Stated exercise: Each entry must appear again exactly as it does in the source.

(Extracted records)

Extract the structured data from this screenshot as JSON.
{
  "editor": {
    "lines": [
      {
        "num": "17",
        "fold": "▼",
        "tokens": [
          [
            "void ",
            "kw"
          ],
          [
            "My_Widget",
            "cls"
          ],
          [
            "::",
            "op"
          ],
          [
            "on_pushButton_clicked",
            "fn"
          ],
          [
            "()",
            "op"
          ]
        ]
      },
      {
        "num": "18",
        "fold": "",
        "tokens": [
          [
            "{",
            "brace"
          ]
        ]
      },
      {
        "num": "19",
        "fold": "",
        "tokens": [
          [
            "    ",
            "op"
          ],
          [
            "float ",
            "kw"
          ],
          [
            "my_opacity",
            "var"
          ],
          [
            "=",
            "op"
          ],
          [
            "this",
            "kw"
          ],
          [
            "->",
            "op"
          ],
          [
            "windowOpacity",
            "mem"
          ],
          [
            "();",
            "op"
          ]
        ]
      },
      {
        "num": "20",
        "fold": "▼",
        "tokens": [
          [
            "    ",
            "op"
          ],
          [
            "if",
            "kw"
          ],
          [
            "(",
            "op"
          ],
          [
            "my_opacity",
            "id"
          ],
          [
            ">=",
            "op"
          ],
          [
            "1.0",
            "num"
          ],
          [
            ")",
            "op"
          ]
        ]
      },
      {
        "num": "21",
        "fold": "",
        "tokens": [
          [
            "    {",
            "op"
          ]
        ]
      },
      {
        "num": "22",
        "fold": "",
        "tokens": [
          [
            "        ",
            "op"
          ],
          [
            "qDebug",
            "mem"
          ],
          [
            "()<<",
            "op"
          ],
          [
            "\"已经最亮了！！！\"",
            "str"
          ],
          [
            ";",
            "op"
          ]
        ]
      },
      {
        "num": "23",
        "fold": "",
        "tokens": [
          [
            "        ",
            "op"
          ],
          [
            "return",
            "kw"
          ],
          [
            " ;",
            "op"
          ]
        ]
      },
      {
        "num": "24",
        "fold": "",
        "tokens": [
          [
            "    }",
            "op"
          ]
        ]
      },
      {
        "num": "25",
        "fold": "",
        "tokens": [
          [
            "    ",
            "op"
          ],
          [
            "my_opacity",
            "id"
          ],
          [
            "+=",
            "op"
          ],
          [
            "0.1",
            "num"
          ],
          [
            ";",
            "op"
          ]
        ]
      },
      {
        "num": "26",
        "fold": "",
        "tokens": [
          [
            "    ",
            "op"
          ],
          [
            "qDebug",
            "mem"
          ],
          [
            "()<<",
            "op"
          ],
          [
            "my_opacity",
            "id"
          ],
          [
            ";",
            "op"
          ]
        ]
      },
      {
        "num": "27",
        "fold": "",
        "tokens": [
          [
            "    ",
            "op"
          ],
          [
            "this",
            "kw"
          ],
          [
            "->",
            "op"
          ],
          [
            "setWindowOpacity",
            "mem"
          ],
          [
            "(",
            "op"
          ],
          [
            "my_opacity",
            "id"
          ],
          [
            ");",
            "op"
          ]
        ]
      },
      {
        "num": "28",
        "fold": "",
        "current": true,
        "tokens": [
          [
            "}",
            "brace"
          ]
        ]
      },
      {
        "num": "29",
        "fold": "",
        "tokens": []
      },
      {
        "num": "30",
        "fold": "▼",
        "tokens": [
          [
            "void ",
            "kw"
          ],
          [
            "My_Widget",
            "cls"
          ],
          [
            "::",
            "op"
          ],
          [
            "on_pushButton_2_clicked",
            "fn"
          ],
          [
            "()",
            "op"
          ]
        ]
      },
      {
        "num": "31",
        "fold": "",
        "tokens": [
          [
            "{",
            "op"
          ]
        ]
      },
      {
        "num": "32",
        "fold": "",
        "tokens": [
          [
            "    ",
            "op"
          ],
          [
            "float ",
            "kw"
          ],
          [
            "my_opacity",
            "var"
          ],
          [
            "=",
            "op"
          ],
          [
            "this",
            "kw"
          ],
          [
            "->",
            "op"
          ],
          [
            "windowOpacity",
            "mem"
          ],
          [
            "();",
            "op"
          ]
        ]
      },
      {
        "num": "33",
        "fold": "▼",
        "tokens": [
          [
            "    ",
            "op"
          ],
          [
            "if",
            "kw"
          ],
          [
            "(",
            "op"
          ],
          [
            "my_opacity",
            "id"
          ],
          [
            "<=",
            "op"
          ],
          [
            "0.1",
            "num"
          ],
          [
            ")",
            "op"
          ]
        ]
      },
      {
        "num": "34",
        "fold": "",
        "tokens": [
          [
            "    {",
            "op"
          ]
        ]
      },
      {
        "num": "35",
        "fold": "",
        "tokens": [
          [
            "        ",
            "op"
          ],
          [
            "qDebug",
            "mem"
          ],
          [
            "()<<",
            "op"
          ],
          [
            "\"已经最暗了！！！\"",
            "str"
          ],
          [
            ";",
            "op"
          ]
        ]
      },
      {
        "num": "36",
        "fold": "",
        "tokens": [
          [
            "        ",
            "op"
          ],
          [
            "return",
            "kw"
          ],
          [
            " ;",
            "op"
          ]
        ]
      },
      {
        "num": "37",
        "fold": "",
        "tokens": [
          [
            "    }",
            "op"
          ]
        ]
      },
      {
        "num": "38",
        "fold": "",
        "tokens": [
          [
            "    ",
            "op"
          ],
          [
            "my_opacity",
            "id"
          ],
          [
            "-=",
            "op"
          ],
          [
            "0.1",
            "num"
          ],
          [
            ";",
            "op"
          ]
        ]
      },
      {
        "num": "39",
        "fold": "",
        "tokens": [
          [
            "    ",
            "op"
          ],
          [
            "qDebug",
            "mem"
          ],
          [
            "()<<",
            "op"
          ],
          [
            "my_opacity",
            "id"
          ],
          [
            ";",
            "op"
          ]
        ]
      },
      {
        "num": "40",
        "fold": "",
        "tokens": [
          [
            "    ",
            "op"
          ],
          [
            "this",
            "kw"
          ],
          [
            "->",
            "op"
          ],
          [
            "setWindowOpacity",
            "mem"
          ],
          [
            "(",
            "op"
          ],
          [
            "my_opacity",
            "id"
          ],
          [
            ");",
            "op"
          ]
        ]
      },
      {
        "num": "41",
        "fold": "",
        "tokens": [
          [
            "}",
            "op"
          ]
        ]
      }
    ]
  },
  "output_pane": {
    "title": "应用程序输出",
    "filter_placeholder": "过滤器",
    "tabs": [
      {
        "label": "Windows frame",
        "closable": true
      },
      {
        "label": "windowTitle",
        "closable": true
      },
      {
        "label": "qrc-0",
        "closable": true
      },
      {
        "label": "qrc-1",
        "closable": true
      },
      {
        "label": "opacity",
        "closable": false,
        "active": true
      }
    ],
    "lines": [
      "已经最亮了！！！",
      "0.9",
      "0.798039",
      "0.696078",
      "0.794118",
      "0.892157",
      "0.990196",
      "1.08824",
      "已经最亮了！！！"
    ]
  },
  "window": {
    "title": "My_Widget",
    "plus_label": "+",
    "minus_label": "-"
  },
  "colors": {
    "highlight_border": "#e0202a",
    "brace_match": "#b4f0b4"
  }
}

Complete output:
Extract the structured data from this screenshot as JSON.
{
  "editor": {
    "lines": [
      {
        "num": "17",
        "fold": "▼",
        "tokens": [
          [
            "void ",
            "kw"
          ],
          [
            "My_Widget",
            "cls"
          ],
          [
            "::",
            "op"
          ],
          [
            "on_pushButton_clicked",
            "fn"
          ],
          [
            "()",
            "op"
          ]
        ]
      },
      {
        "num": "18",
        "fold": "",
        "tokens": [
          [
            "{",
            "brace"
          ]
        ]
      },
      {
        "num": "19",
        "fold": "",
        "tokens": [
          [
            "    ",
            "op"
          ],
          [
            "float ",
            "kw"
          ],
          [
            "my_opacity",
            "var"
          ],
          [
            "=",
            "op"
          ],
          [
            "this",
            "kw"
          ],
          [
            "->",
            "op"
          ],
          [
            "windowOpacity",
            "mem"
          ],
          [
            "();",
            "op"
          ]
        ]
      },
      {
        "num": "20",
        "fold": "▼",
        "tokens": [
          [
            "    ",
            "op"
          ],
          [
            "if",
            "kw"
          ],
          [
            "(",
            "op"
          ],
          [
            "my_opacity",
            "id"
          ],
          [
            ">=",
            "op"
          ],
          [
            "1.0",
            "num"
          ],
          [
            ")",
            "op"
          ]
        ]
      },
      {
        "num": "21",
        "fold": "",
        "tokens": [
          [
            "    {",
            "op"
          ]
        ]
      },
      {
        "num": "22",
        "fold": "",
        "tokens": [
          [
            "        ",
            "op"
          ],
          [
            "qDebug",
            "mem"
          ],
          [
            "()<<",
            "op"
          ],
          [
            "\"已经最亮了！！！\"",
            "str"
          ],
          [
            ";",
            "op"
          ]
        ]
      },
      {
        "num": "23",
        "fold": "",
        "tokens": [
          [
            "        ",
            "op"
          ],
          [
            "return",
            "kw"
          ],
          [
            " ;",
            "op"
          ]
        ]
      },
      {
        "num": "24",
        "fold": "",
        "tokens": [
          [
            "    }",
            "op"
          ]
        ]
      },
      {
        "num": "25",
        "fold": "",
        "tokens": [
          [
            "    ",
            "op"
          ],
          [
            "my_opacity",
            "id"
          ],
          [
            "+=",
            "op"
          ],
          [
            "0.1",
            "num"
          ],
          [
            ";",
            "op"
          ]
        ]
      },
      {
        "num": "26",
        "fold": "",
        "tokens": [
          [
            "    ",
            "op"
          ],
          [
            "qDebug",
            "mem"
          ],
          [
            "()<<",
            "op"
          ],
          [
            "my_opacity",
            "id"
          ],
          [
            ";",
            "op"
          ]
        ]
      },
      {
        "num": "27",
        "fold": "",
        "tokens": [
          [
            "    ",
            "op"
          ],
          [
            "this",
            "kw"
          ],
          [
            "->",
            "op"
          ],
          [
            "setWindowOpacity",
            "mem"
          ],
          [
            "(",
            "op"
          ],
          [
            "my_opacity",
            "id"
          ],
          [
            ");",
            "op"
          ]
        ]
      },
      {
        "num": "28",
        "fold": "",
        "current": true,
        "tokens": [
          [
            "}",
            "brace"
          ]
        ]
      },
      {
        "num": "29",
        "fold": "",
        "tokens": []
      },
      {
        "num": "30",
        "fold": "▼",
        "tokens": [
          [
            "void ",
            "kw"
          ],
          [
            "My_Widget",
            "cls"
          ],
          [
            "::",
            "op"
          ],
          [
            "on_pushButton_2_clicked",
            "fn"
          ],
          [
            "()",
            "op"
          ]
        ]
      },
      {
        "num": "31",
        "fold": "",
        "tokens": [
          [
            "{",
            "op"
          ]
        ]
      },
      {
        "num": "32",
        "fold": "",
        "tokens": [
          [
            "    ",
            "op"
          ],
          [
            "float ",
            "kw"
          ],
          [
            "my_opacity",
            "var"
          ],
          [
            "=",
            "op"
          ],
          [
            "this",
            "kw"
          ],
          [
            "->",
            "op"
          ],
          [
            "windowOpacity",
            "mem"
          ],
          [
            "();",
            "op"
          ]
        ]
      },
      {
        "num": "33",
        "fold": "▼",
        "tokens": [
          [
            "    ",
            "op"
          ],
          [
            "if",
            "kw"
          ],
          [
            "(",
            "op"
          ],
          [
            "my_opacity",
            "id"
          ],
          [
            "<=",
            "op"
          ],
          [
            "0.1",
            "num"
          ],
          [
            ")",
            "op"
          ]
        ]
      },
      {
        "num": "34",
        "fold": "",
        "tokens": [
          [
            "    {",
            "op"
          ]
        ]
      },
      {
        "num": "35",
        "fold": "",
        "tokens": [
          [
            "        ",
            "op"
          ],
          [
            "qDebug",
            "mem"
          ],
          [
            "()<<",
            "op"
          ],
          [
            "\"已经最暗了！！！\"",
            "str"
          ],
          [
            ";",
            "op"
          ]
        ]
      },
      {
        "num": "36",
        "fold": "",
        "tokens": [
          [
            "        ",
            "op"
          ],
          [
            "return",
            "kw"
          ],
          [
            " ;",
            "op"
          ]
        ]
      },
      {
        "num": "37",
        "fold": "",
        "tokens": [
          [
            "    }",
            "op"
          ]
        ]
      },
      {
        "num": "38",
        "fold": "",
        "tokens": [
          [
            "    ",
            "op"
          ],
          [
            "my_opacity",
            "id"
          ],
          [
            "-=",
            "op"
          ],
          [
            "0.1",
            "num"
          ],
          [
            ";",
            "op"
          ]
        ]
      },
      {
        "num": "39",
        "fold": "",
        "tokens": [
          [
            "    ",
            "op"
          ],
          [
            "qDebug",
            "mem"
          ],
          [
            "()<<",
            "op"
          ],
          [
            "my_opacity",
            "id"
          ],
          [
            ";",
            "op"
          ]
        ]
      },
      {
        "num": "40",
        "fold": "",
        "tokens": [
          [
            "    ",
            "op"
          ],
          [
            "this",
            "kw"
          ],
          [
            "->",
            "op"
          ],
          [
            "setWindowOpacity",
            "mem"
          ],
          [
            "(",
            "op"
          ],
          [
            "my_opacity",
            "id"
          ],
          [
            ");",
            "op"
          ]
        ]
      },
      {
        "num": "41",
        "fold": "",
        "tokens": [
          [
            "}",
            "op"
          ]
        ]
      }
    ]
  },
  "output_pane": {
    "title": "应用程序输出",
    "filter_placeholder": "过滤器",
    "tabs": [
      {
        "label": "Windows frame",
        "closable": true
      },
      {
        "label": "windowTitle",
        "closable": true
      },
      {
        "label": "qrc-0",
        "closable": true
      },
      {
        "label": "qrc-1",
        "closable": true
      },
      {
        "label": "opacity",
        "closable": false,
        "active": true
      }
    ],
    "lines": [
      "已经最亮了！！！",
      "0.9",
      "0.798039",
      "0.696078",
      "0.794118",
      "0.892157",
      "0.990196",
      "1.08824",
      "已经最亮了！！！"
    ]
  },
  "window": {
    "title": "My_Widget",
    "plus_label": "+",
    "minus_label": "-"
  },
  "colors": {
    "highlight_border": "#e0202a",
    "brace_match": "#b4f0b4"
  }
}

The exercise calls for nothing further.